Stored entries

========================

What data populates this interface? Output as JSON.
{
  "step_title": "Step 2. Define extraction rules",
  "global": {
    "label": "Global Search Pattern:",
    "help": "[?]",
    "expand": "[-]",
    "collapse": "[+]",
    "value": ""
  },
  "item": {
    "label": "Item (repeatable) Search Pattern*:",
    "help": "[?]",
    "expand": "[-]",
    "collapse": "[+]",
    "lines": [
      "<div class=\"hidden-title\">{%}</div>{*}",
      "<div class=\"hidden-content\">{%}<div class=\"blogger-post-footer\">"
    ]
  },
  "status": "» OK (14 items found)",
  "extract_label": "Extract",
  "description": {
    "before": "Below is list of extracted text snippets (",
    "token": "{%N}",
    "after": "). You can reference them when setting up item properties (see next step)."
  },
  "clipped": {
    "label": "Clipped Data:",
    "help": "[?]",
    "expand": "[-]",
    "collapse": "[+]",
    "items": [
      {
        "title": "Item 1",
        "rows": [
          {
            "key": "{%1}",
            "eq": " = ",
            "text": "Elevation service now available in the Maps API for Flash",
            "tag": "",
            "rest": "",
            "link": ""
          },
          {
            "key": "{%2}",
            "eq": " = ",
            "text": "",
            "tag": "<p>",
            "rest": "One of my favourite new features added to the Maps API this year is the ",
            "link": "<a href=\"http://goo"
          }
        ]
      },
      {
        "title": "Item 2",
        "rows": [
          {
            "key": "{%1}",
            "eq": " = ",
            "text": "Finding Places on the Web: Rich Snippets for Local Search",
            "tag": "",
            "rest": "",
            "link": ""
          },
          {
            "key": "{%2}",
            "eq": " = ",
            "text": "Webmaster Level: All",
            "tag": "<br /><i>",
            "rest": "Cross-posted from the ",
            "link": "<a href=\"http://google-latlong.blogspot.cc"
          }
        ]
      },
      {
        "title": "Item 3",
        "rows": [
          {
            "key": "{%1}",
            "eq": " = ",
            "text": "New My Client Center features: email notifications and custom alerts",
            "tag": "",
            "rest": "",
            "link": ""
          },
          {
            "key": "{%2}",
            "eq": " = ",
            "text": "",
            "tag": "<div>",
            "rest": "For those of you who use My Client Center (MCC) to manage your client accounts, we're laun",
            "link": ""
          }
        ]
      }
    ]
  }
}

========================

> Written exercise:
Extract the full listing above without altering anything.

> Response to the exercise:
What data populates this interface? Output as JSON.
{
  "step_title": "Step 2. Define extraction rules",
  "global": {
    "label": "Global Search Pattern:",
    "help": "[?]",
    "expand": "[-]",
    "collapse": "[+]",
    "value": ""
  },
  "item": {
    "label": "Item (repeatable) Search Pattern*:",
    "help": "[?]",
    "expand": "[-]",
    "collapse": "[+]",
    "lines": [
      "<div class=\"hidden-title\">{%}</div>{*}",
      "<div class=\"hidden-content\">{%}<div class=\"blogger-post-footer\">"
    ]
  },
  "status": "» OK (14 items found)",
  "extract_label": "Extract",
  "description": {
    "before": "Below is list of extracted text snippets (",
    "token": "{%N}",
    "after": "). You can reference them when setting up item properties (see next step)."
  },
  "clipped": {
    "label": "Clipped Data:",
    "help": "[?]",
    "expand": "[-]",
    "collapse": "[+]",
    "items": [
      {
        "title": "Item 1",
        "rows": [
          {
            "key": "{%1}",
            "eq": " = ",
            "text": "Elevation service now available in the Maps API for Flash",
            "tag": "",
            "rest": "",
            "link": ""
          },
          {
            "key": "{%2}",
            "eq": " = ",
            "text": "",
            "tag": "<p>",
            "rest": "One of my favourite new features added to the Maps API this year is the ",
            "link": "<a href=\"http://goo"
          }
        ]
      },
      {
        "title": "Item 2",
        "rows": [
          {
            "key": "{%1}",
            "eq": " = ",
            "text": "Finding Places on the Web: Rich Snippets for Local Search",
            "tag": "",
            "rest": "",
            "link": ""
          },
          {
            "key": "{%2}",
            "eq": " = ",
            "text": "Webmaster Level: All",
            "tag": "<br /><i>",
            "rest": "Cross-posted from the ",
            "link": "<a href=\"http://google-latlong.blogspot.cc"
          }
        ]
      },
      {
        "title": "Item 3",
        "rows": [
          {
            "key": "{%1}",
            "eq": " = ",
            "text": "New My Client Center features: email notifications and custom alerts",
            "tag": "",
            "rest": "",
            "link": ""
          },
          {
            "key": "{%2}",
            "eq": " = ",
            "text": "",
            "tag": "<div>",
            "rest": "For those of you who use My Client Center (MCC) to manage your client accounts, we're laun",
            "link": ""
          }
        ]
      }
    ]
  }
}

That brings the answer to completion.